Instructions to follow: Your answer should be a single number: the count of lines that hold the word "symbool".

■ ■ ■ ■

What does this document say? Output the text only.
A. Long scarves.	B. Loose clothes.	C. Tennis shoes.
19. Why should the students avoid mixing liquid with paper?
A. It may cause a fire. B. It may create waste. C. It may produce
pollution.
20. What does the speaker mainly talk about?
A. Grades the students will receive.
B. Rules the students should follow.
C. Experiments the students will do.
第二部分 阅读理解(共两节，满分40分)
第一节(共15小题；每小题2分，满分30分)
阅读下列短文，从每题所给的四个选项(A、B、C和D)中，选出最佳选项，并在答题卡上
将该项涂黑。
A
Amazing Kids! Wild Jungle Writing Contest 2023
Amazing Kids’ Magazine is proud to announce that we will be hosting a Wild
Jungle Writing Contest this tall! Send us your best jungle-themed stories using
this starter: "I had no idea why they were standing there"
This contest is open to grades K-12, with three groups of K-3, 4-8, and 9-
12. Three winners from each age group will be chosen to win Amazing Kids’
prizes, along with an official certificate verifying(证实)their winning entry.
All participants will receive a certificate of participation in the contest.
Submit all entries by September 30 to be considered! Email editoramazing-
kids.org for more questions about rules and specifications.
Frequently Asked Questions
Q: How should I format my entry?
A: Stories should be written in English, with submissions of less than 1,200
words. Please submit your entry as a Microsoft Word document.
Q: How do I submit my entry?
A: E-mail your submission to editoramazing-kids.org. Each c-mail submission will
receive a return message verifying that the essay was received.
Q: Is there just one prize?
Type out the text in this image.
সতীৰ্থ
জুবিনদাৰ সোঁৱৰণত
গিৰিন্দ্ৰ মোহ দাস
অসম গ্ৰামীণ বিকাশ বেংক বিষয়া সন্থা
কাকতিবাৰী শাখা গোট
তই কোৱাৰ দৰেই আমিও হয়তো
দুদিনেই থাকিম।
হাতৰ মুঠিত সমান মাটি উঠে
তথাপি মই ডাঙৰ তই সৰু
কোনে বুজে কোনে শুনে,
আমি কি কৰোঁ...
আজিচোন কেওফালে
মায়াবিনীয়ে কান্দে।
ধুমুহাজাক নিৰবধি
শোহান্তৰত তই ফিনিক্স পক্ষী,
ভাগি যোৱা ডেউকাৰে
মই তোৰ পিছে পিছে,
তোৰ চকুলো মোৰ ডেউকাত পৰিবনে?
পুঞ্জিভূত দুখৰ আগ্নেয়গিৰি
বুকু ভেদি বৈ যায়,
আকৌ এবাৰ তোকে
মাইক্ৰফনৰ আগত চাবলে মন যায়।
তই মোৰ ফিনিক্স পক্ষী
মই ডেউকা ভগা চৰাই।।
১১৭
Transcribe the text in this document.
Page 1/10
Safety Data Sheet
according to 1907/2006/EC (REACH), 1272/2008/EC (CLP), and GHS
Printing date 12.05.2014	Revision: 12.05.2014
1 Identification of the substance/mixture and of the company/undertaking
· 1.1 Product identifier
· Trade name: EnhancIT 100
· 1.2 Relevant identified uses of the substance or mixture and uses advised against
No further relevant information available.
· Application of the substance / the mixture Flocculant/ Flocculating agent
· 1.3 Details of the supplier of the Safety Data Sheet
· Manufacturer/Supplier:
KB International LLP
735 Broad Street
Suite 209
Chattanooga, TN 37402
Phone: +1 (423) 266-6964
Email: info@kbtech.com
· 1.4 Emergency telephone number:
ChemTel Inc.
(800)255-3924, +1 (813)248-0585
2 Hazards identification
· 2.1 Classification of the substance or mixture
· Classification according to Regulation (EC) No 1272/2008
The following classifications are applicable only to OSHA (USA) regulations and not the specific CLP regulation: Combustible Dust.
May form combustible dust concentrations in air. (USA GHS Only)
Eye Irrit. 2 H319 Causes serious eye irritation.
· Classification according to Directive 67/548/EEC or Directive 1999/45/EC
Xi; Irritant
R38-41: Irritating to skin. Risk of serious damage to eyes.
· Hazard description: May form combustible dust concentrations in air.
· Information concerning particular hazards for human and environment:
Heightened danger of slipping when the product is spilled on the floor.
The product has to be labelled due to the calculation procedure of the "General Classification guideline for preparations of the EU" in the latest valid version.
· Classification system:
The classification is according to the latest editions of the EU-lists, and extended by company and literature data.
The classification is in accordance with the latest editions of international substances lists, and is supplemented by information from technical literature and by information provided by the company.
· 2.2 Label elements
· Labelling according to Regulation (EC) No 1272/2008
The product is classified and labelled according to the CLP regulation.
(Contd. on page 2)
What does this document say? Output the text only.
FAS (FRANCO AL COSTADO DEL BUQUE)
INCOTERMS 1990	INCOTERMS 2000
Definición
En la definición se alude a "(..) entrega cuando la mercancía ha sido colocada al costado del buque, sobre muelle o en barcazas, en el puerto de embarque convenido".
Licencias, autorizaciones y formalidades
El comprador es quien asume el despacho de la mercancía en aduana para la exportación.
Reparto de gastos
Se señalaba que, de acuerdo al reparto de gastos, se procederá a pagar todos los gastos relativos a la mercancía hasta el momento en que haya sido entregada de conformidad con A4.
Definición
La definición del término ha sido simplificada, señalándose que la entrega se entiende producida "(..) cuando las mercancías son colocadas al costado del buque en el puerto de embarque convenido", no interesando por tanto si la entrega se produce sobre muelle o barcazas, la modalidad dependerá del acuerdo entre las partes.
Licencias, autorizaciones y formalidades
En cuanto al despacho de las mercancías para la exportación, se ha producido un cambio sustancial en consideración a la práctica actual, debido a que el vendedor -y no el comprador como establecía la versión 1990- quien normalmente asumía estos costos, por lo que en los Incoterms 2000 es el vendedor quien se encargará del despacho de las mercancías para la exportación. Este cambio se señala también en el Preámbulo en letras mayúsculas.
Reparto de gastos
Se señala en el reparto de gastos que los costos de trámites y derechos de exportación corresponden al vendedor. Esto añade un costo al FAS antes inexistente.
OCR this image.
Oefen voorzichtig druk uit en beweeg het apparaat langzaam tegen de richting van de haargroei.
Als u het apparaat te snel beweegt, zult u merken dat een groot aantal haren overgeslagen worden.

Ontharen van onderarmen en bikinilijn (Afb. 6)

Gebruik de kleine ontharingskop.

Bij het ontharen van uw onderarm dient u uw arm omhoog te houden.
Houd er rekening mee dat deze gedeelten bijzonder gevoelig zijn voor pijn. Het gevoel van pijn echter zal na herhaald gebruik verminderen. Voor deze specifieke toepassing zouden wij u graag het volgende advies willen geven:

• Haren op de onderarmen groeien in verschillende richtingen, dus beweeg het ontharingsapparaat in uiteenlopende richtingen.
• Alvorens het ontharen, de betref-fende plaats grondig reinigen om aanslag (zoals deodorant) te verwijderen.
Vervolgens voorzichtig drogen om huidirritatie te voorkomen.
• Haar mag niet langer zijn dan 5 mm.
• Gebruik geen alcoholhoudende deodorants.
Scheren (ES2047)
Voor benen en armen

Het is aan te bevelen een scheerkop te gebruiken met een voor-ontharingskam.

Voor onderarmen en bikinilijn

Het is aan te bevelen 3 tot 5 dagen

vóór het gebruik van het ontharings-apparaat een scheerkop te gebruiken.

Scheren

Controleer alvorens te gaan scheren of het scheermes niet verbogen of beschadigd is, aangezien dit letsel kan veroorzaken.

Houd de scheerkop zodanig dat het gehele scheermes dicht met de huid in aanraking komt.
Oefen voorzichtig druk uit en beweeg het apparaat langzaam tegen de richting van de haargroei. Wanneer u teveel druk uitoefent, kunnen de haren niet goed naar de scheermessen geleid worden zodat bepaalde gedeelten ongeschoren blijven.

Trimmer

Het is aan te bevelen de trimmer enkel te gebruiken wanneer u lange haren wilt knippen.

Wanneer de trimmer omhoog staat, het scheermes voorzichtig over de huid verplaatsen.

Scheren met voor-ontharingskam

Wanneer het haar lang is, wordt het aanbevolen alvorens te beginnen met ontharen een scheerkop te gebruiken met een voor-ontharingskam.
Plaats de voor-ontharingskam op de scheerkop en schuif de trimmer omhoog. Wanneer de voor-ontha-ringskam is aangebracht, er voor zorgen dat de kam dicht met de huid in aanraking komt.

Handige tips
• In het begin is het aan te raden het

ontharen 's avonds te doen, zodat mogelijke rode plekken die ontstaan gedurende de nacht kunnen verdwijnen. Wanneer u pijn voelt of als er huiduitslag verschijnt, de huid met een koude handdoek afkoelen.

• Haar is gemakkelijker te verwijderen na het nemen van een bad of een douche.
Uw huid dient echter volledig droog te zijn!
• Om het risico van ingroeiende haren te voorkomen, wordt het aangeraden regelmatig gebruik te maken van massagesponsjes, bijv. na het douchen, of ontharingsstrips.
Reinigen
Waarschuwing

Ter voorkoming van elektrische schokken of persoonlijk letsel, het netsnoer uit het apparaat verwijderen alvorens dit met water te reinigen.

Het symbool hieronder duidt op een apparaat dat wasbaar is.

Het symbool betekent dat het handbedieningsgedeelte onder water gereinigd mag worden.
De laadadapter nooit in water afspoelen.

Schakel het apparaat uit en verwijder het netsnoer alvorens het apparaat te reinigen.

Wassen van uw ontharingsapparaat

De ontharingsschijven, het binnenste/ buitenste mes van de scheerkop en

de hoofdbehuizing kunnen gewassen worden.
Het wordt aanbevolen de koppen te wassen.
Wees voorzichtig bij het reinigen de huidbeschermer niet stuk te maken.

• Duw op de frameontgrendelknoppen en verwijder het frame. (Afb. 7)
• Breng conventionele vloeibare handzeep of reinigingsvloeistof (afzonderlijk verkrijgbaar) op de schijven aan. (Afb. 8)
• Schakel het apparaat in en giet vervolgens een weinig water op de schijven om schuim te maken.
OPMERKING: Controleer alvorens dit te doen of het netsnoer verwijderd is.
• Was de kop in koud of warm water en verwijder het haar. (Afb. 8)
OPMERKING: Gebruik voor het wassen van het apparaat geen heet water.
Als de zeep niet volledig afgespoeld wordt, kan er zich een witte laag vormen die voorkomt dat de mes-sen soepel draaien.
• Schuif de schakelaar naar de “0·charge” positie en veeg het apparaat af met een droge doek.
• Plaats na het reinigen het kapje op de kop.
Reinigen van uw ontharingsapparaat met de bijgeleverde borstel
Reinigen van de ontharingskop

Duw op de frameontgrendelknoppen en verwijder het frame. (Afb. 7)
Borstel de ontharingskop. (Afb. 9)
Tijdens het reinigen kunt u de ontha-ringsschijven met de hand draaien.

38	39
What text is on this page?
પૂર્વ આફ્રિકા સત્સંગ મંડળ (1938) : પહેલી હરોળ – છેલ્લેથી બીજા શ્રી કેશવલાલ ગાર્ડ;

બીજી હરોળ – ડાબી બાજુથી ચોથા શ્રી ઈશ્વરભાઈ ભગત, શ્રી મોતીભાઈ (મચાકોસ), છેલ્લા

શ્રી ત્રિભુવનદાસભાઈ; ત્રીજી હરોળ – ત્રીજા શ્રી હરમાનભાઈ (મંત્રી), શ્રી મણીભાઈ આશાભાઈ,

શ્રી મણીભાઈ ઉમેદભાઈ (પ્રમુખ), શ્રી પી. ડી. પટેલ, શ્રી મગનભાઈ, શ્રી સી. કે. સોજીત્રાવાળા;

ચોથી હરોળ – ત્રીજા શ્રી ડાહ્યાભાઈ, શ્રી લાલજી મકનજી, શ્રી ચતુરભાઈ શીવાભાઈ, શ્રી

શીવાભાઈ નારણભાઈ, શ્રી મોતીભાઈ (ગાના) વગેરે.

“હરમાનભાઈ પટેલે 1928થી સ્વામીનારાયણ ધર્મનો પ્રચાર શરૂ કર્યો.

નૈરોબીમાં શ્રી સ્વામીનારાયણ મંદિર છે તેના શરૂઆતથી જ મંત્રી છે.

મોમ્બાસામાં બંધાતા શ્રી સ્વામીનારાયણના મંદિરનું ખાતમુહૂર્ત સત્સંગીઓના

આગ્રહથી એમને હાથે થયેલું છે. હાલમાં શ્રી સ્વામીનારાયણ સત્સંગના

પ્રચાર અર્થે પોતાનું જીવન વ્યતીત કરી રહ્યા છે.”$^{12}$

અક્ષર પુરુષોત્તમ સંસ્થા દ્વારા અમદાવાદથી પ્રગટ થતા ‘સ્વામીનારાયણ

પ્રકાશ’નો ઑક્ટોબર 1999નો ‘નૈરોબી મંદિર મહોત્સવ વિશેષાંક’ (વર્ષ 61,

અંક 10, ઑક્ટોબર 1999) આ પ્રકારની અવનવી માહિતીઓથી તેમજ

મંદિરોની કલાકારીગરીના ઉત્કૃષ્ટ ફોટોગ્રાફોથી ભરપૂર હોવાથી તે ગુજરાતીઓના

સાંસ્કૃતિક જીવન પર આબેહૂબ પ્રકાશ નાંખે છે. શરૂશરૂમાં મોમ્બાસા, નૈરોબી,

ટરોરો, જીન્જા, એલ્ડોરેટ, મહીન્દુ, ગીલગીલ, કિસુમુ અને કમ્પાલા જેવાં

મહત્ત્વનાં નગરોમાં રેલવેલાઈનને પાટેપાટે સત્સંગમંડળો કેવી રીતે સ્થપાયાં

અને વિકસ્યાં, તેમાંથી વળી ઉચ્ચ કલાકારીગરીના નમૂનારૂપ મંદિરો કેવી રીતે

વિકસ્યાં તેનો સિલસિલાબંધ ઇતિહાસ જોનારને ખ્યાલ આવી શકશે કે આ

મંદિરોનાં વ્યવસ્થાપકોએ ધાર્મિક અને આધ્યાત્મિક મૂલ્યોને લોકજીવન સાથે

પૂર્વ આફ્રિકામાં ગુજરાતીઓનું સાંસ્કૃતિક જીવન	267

■ ■ ■ ■

Written reply: 2